Filter this material down to the lines that hold "small", copying each one.

>> BEGIN Listed entries

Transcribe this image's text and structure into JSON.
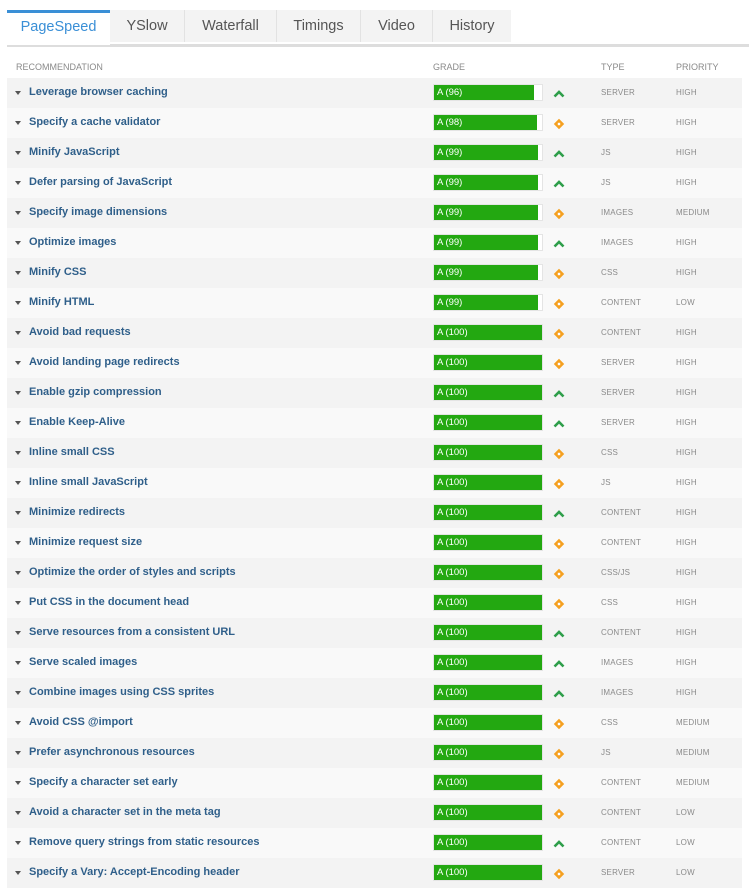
{
  "tabs": [
    {
      "label": "PageSpeed",
      "active": true
    },
    {
      "label": "YSlow",
      "active": false
    },
    {
      "label": "Waterfall",
      "active": false
    },
    {
      "label": "Timings",
      "active": false
    },
    {
      "label": "Video",
      "active": false
    },
    {
      "label": "History",
      "active": false
    }
  ],
  "table": {
    "headers": {
      "recommendation": "RECOMMENDATION",
      "grade": "GRADE",
      "type": "TYPE",
      "priority": "PRIORITY"
    },
    "colors": {
      "grade_fill": "#23a811",
      "trend_up": "#2e9e4a",
      "trend_neutral": "#f5a020",
      "link": "#2f5f8a",
      "active_tab": "#3a8fd6"
    },
    "rows": [
      {
        "name": "Leverage browser caching",
        "grade": "A (96)",
        "score": 96,
        "trend": "up",
        "type": "SERVER",
        "priority": "HIGH"
      },
      {
        "name": "Specify a cache validator",
        "grade": "A (98)",
        "score": 98,
        "trend": "neutral",
        "type": "SERVER",
        "priority": "HIGH"
      },
      {
        "name": "Minify JavaScript",
        "grade": "A (99)",
        "score": 99,
        "trend": "up",
        "type": "JS",
        "priority": "HIGH"
      },
      {
        "name": "Defer parsing of JavaScript",
        "grade": "A (99)",
        "score": 99,
        "trend": "up",
        "type": "JS",
        "priority": "HIGH"
      },
      {
        "name": "Specify image dimensions",
        "grade": "A (99)",
        "score": 99,
        "trend": "neutral",
        "type": "IMAGES",
        "priority": "MEDIUM"
      },
      {
        "name": "Optimize images",
        "grade": "A (99)",
        "score": 99,
        "trend": "up",
        "type": "IMAGES",
        "priority": "HIGH"
      },
      {
        "name": "Minify CSS",
        "grade": "A (99)",
        "score": 99,
        "trend": "neutral",
        "type": "CSS",
        "priority": "HIGH"
      },
      {
        "name": "Minify HTML",
        "grade": "A (99)",
        "score": 99,
        "trend": "neutral",
        "type": "CONTENT",
        "priority": "LOW"
      },
      {
        "name": "Avoid bad requests",
        "grade": "A (100)",
        "score": 100,
        "trend": "neutral",
        "type": "CONTENT",
        "priority": "HIGH"
      },
      {
        "name": "Avoid landing page redirects",
        "grade": "A (100)",
        "score": 100,
        "trend": "neutral",
        "type": "SERVER",
        "priority": "HIGH"
      },
      {
        "name": "Enable gzip compression",
        "grade": "A (100)",
        "score": 100,
        "trend": "up",
        "type": "SERVER",
        "priority": "HIGH"
      },
      {
        "name": "Enable Keep-Alive",
        "grade": "A (100)",
        "score": 100,
        "trend": "up",
        "type": "SERVER",
        "priority": "HIGH"
      },
      {
        "name": "Inline small CSS",
        "grade": "A (100)",
        "score": 100,
        "trend": "neutral",
        "type": "CSS",
        "priority": "HIGH"
      },
      {
        "name": "Inline small JavaScript",
        "grade": "A (100)",
        "score": 100,
        "trend": "neutral",
        "type": "JS",
        "priority": "HIGH"
      },
      {
        "name": "Minimize redirects",
        "grade": "A (100)",
        "score": 100,
        "trend": "up",
        "type": "CONTENT",
        "priority": "HIGH"
      },
      {
        "name": "Minimize request size",
        "grade": "A (100)",
        "score": 100,
        "trend": "neutral",
        "type": "CONTENT",
        "priority": "HIGH"
      },
      {
        "name": "Optimize the order of styles and scripts",
        "grade": "A (100)",
        "score": 100,
        "trend": "neutral",
        "type": "CSS/JS",
        "priority": "HIGH"
      },
      {
        "name": "Put CSS in the document head",
        "grade": "A (100)",
        "score": 100,
        "trend": "neutral",
        "type": "CSS",
        "priority": "HIGH"
      },
      {
        "name": "Serve resources from a consistent URL",
        "grade": "A (100)",
        "score": 100,
        "trend": "up",
        "type": "CONTENT",
        "priority": "HIGH"
      },
      {
        "name": "Serve scaled images",
        "grade": "A (100)",
        "score": 100,
        "trend": "up",
        "type": "IMAGES",
        "priority": "HIGH"
      },
      {
        "name": "Combine images using CSS sprites",
        "grade": "A (100)",
        "score": 100,
        "trend": "up",
        "type": "IMAGES",
        "priority": "HIGH"
      },
      {
        "name": "Avoid CSS @import",
        "grade": "A (100)",
        "score": 100,
        "trend": "neutral",
        "type": "CSS",
        "priority": "MEDIUM"
      },
      {
        "name": "Prefer asynchronous resources",
        "grade": "A (100)",
        "score": 100,
        "trend": "neutral",
        "type": "JS",
        "priority": "MEDIUM"
      },
      {
        "name": "Specify a character set early",
        "grade": "A (100)",
        "score": 100,
        "trend": "neutral",
        "type": "CONTENT",
        "priority": "MEDIUM"
      },
      {
        "name": "Avoid a character set in the meta tag",
        "grade": "A (100)",
        "score": 100,
        "trend": "neutral",
        "type": "CONTENT",
        "priority": "LOW"
      },
      {
        "name": "Remove query strings from static resources",
        "grade": "A (100)",
        "score": 100,
        "trend": "up",
        "type": "CONTENT",
        "priority": "LOW"
      },
      {
        "name": "Specify a Vary: Accept-Encoding header",
        "grade": "A (100)",
        "score": 100,
        "trend": "neutral",
        "type": "SERVER",
        "priority": "LOW"
      }
    ]
  }
}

>> END Listed entries

▸ Exercise result
        "name": "Inline small CSS",
        "name": "Inline small JavaScript",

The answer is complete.